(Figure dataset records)
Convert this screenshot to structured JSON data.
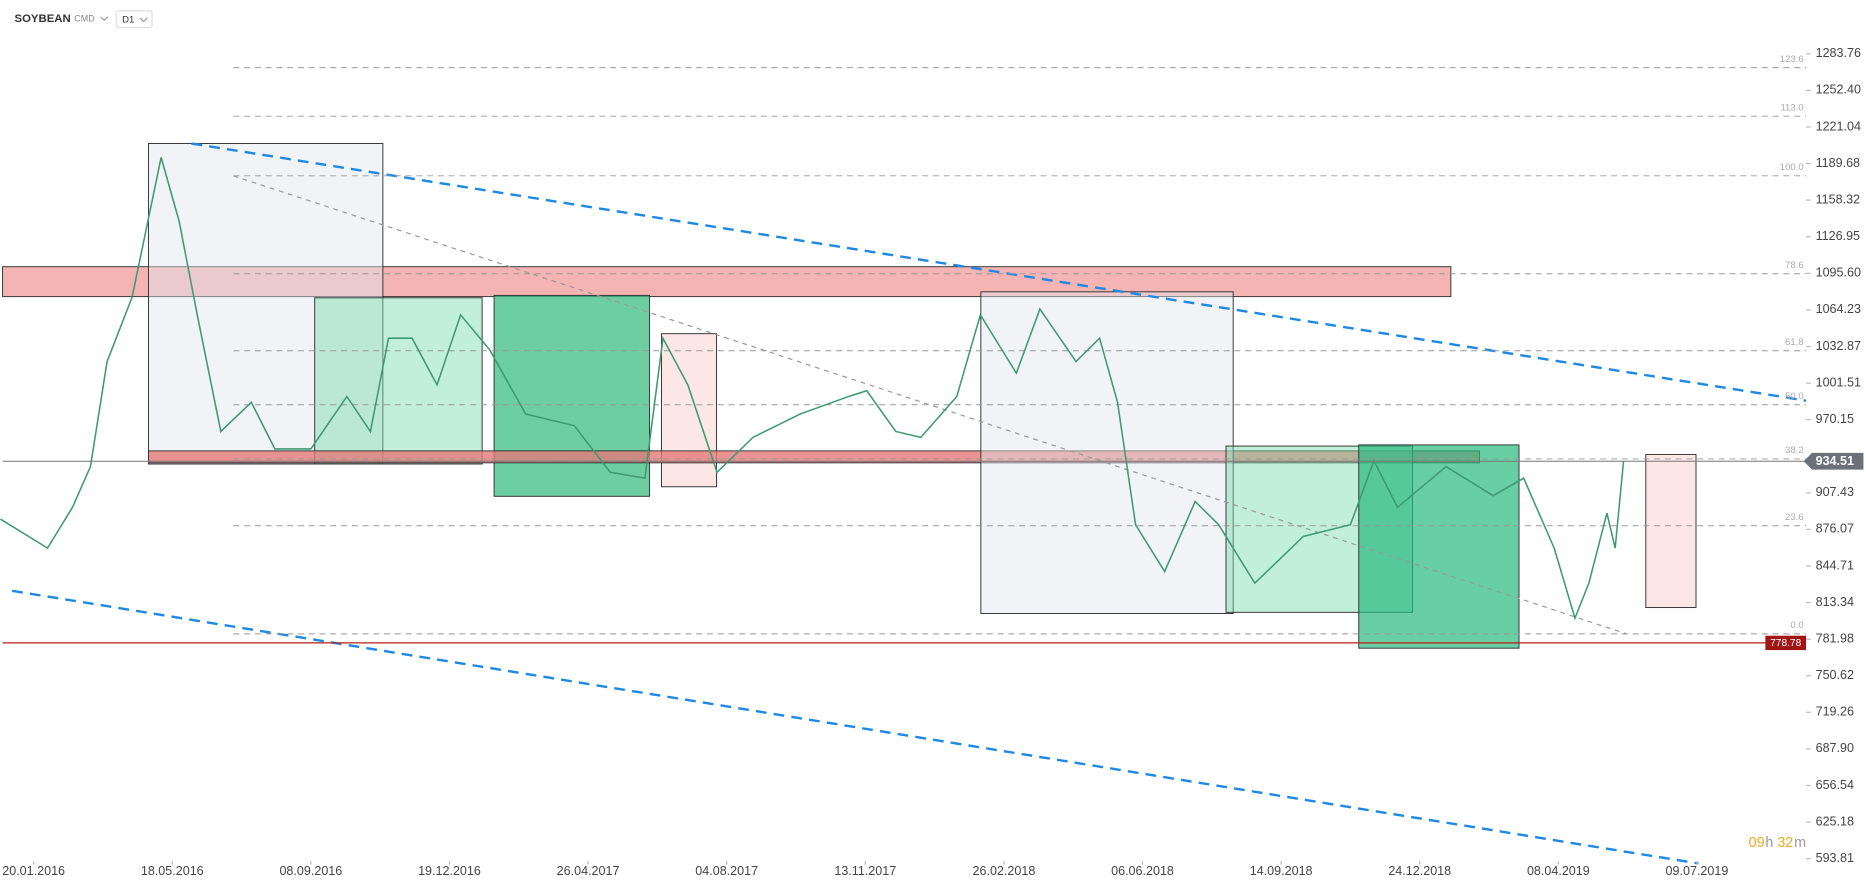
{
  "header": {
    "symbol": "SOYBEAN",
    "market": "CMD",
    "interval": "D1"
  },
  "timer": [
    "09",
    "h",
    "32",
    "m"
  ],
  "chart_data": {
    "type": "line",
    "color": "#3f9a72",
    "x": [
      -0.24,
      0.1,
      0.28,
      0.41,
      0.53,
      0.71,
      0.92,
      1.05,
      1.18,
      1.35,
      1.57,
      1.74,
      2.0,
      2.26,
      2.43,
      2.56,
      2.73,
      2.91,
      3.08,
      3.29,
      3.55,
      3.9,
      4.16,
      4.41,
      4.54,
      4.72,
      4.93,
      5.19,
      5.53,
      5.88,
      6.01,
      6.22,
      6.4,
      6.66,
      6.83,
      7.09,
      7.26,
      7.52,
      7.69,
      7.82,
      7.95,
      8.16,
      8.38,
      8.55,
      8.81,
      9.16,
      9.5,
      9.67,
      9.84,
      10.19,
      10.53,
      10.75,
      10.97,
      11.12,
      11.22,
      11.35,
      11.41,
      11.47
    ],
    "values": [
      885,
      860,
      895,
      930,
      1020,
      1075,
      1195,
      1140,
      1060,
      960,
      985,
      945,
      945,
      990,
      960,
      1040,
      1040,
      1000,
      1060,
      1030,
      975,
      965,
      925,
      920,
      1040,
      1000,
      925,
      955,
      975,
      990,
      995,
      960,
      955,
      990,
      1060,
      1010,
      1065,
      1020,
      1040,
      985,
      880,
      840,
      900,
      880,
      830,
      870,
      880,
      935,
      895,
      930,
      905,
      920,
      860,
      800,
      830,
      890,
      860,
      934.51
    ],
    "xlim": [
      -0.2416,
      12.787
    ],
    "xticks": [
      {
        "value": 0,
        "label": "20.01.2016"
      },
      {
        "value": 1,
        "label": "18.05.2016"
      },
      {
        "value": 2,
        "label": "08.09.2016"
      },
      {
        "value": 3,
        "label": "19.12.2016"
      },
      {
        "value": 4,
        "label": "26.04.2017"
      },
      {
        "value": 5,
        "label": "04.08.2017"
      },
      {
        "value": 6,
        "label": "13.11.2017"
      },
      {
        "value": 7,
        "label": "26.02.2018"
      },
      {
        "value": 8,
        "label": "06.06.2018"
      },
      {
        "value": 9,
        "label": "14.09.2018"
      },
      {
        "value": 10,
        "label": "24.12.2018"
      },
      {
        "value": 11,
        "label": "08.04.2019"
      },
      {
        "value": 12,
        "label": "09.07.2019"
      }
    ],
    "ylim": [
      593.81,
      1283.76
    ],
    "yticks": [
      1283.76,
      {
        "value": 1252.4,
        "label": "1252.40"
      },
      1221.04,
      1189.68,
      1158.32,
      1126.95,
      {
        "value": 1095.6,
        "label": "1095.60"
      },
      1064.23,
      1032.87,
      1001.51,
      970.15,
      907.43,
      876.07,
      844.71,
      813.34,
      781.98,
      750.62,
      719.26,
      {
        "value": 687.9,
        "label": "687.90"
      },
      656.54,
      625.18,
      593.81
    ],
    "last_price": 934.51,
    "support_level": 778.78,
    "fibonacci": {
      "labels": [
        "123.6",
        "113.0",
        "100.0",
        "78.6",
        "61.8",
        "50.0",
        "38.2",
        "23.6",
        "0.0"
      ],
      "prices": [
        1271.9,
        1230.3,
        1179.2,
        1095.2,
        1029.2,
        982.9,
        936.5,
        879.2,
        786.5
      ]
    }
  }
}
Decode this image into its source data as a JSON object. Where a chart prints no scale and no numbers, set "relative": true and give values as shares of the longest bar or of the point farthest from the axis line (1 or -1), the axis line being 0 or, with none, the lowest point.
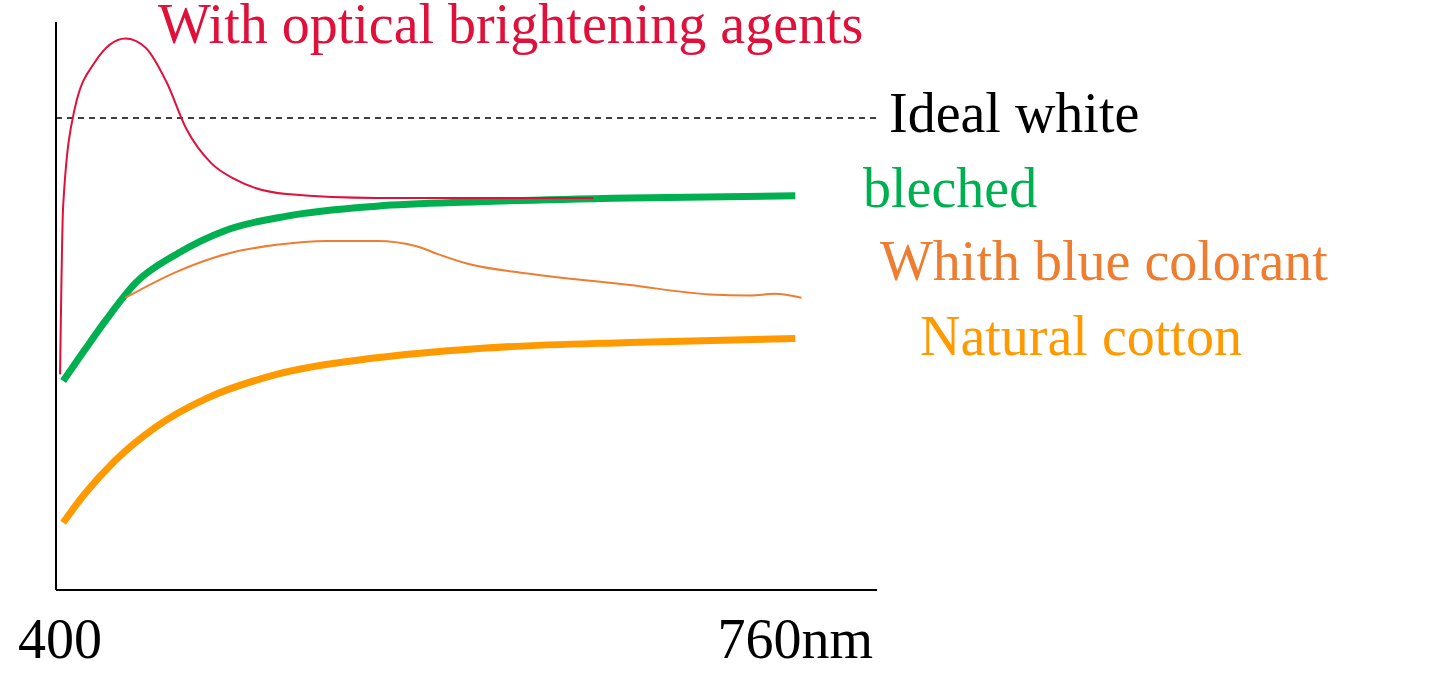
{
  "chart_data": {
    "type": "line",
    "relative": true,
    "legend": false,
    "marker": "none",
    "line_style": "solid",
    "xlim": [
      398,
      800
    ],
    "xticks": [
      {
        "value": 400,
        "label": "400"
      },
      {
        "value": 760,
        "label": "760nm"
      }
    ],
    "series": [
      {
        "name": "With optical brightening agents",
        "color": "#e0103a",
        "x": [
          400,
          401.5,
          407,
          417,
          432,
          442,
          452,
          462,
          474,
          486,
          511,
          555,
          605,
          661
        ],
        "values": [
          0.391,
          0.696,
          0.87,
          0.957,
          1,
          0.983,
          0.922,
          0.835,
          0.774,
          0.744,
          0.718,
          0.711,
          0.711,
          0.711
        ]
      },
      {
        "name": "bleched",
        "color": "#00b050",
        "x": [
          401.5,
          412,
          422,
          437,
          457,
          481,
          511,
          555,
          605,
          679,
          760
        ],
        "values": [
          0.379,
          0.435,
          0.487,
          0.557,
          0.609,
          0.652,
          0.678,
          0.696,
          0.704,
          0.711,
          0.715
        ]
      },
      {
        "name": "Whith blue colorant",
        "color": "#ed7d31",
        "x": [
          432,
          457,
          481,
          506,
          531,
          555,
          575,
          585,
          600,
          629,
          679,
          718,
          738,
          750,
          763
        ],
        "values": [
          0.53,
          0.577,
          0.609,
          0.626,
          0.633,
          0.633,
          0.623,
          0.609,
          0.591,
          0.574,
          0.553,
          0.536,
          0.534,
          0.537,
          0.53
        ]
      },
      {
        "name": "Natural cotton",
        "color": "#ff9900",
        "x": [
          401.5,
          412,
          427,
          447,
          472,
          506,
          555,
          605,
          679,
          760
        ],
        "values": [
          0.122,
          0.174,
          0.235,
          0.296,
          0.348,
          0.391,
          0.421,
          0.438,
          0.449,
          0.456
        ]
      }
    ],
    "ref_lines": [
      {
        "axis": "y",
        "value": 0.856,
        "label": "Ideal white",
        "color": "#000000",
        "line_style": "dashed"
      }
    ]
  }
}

▶ _WHAT THE TASK REQUIRES_
In the records above, find each line with the word "true" and copy it.

▶ _REPLY TO THE TASK_
Decode this image into its source data as a JSON object. Where a chart prints no scale and no numbers, set "relative": true and give values as shares of the longest bar or of the point farthest from the axis line (1 or -1), the axis line being 0 or, with none, the lowest point.
    "relative": true,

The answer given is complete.